**Written exercise:** Print the listing as it stands, omitting all images.

Lines of data:
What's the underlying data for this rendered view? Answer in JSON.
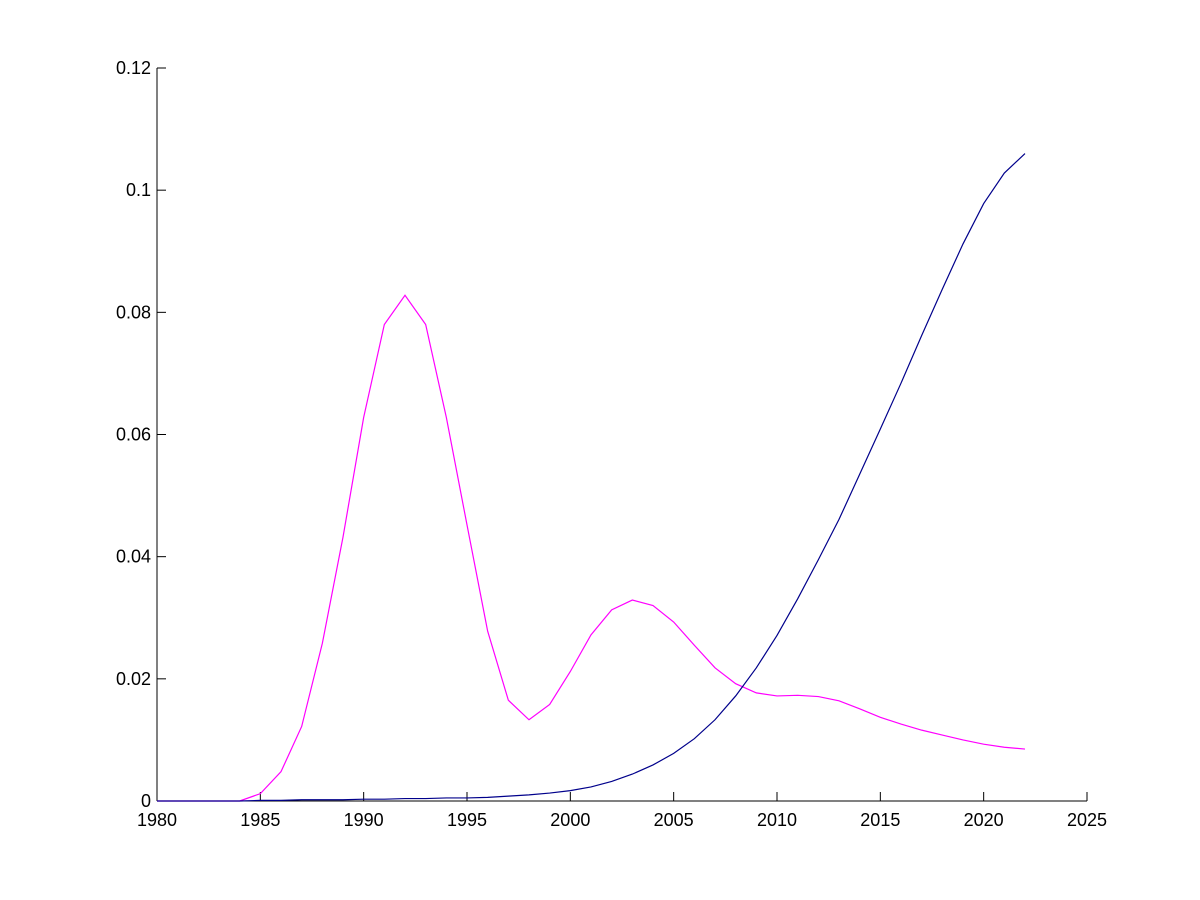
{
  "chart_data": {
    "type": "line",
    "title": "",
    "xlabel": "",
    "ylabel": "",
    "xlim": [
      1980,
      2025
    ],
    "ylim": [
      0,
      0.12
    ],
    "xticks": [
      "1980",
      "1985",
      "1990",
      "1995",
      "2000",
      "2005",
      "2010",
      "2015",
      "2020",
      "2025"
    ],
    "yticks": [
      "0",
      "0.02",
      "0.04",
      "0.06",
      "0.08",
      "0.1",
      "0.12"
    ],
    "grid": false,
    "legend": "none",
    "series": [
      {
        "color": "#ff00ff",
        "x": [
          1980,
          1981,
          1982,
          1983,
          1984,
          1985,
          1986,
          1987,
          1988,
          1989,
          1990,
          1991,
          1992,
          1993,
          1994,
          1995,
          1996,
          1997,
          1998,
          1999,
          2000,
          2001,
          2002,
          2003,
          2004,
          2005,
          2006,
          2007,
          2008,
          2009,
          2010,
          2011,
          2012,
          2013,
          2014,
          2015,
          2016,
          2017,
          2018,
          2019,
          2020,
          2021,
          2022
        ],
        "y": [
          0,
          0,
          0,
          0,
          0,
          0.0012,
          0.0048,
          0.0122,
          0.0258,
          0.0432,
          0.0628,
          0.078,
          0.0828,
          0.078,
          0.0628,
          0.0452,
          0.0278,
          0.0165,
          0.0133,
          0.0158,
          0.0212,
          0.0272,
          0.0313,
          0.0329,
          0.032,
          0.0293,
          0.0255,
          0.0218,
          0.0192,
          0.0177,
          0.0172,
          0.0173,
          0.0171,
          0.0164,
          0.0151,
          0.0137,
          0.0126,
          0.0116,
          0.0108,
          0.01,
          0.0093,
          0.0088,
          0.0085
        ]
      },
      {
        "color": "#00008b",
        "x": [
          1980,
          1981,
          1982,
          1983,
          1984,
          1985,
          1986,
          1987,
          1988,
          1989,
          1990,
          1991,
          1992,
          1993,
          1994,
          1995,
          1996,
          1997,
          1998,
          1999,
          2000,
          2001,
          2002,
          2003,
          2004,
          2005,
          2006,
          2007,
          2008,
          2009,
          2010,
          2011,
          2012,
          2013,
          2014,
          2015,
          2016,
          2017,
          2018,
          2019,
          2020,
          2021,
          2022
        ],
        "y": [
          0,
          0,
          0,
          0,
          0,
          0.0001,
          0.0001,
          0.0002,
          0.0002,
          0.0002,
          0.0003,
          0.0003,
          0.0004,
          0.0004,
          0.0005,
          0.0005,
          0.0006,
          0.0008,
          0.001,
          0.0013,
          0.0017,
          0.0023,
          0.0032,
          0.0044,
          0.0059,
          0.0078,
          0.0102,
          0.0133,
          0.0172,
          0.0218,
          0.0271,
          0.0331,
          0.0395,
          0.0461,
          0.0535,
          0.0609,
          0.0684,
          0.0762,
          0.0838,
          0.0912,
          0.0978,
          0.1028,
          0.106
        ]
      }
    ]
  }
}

**Result of this task:**
What's the underlying data for this rendered view? Answer in JSON.
{
  "chart_data": {
    "type": "line",
    "title": "",
    "xlabel": "",
    "ylabel": "",
    "xlim": [
      1980,
      2025
    ],
    "ylim": [
      0,
      0.12
    ],
    "xticks": [
      "1980",
      "1985",
      "1990",
      "1995",
      "2000",
      "2005",
      "2010",
      "2015",
      "2020",
      "2025"
    ],
    "yticks": [
      "0",
      "0.02",
      "0.04",
      "0.06",
      "0.08",
      "0.1",
      "0.12"
    ],
    "grid": false,
    "legend": "none",
    "series": [
      {
        "color": "#ff00ff",
        "x": [
          1980,
          1981,
          1982,
          1983,
          1984,
          1985,
          1986,
          1987,
          1988,
          1989,
          1990,
          1991,
          1992,
          1993,
          1994,
          1995,
          1996,
          1997,
          1998,
          1999,
          2000,
          2001,
          2002,
          2003,
          2004,
          2005,
          2006,
          2007,
          2008,
          2009,
          2010,
          2011,
          2012,
          2013,
          2014,
          2015,
          2016,
          2017,
          2018,
          2019,
          2020,
          2021,
          2022
        ],
        "y": [
          0,
          0,
          0,
          0,
          0,
          0.0012,
          0.0048,
          0.0122,
          0.0258,
          0.0432,
          0.0628,
          0.078,
          0.0828,
          0.078,
          0.0628,
          0.0452,
          0.0278,
          0.0165,
          0.0133,
          0.0158,
          0.0212,
          0.0272,
          0.0313,
          0.0329,
          0.032,
          0.0293,
          0.0255,
          0.0218,
          0.0192,
          0.0177,
          0.0172,
          0.0173,
          0.0171,
          0.0164,
          0.0151,
          0.0137,
          0.0126,
          0.0116,
          0.0108,
          0.01,
          0.0093,
          0.0088,
          0.0085
        ]
      },
      {
        "color": "#00008b",
        "x": [
          1980,
          1981,
          1982,
          1983,
          1984,
          1985,
          1986,
          1987,
          1988,
          1989,
          1990,
          1991,
          1992,
          1993,
          1994,
          1995,
          1996,
          1997,
          1998,
          1999,
          2000,
          2001,
          2002,
          2003,
          2004,
          2005,
          2006,
          2007,
          2008,
          2009,
          2010,
          2011,
          2012,
          2013,
          2014,
          2015,
          2016,
          2017,
          2018,
          2019,
          2020,
          2021,
          2022
        ],
        "y": [
          0,
          0,
          0,
          0,
          0,
          0.0001,
          0.0001,
          0.0002,
          0.0002,
          0.0002,
          0.0003,
          0.0003,
          0.0004,
          0.0004,
          0.0005,
          0.0005,
          0.0006,
          0.0008,
          0.001,
          0.0013,
          0.0017,
          0.0023,
          0.0032,
          0.0044,
          0.0059,
          0.0078,
          0.0102,
          0.0133,
          0.0172,
          0.0218,
          0.0271,
          0.0331,
          0.0395,
          0.0461,
          0.0535,
          0.0609,
          0.0684,
          0.0762,
          0.0838,
          0.0912,
          0.0978,
          0.1028,
          0.106
        ]
      }
    ]
  }
}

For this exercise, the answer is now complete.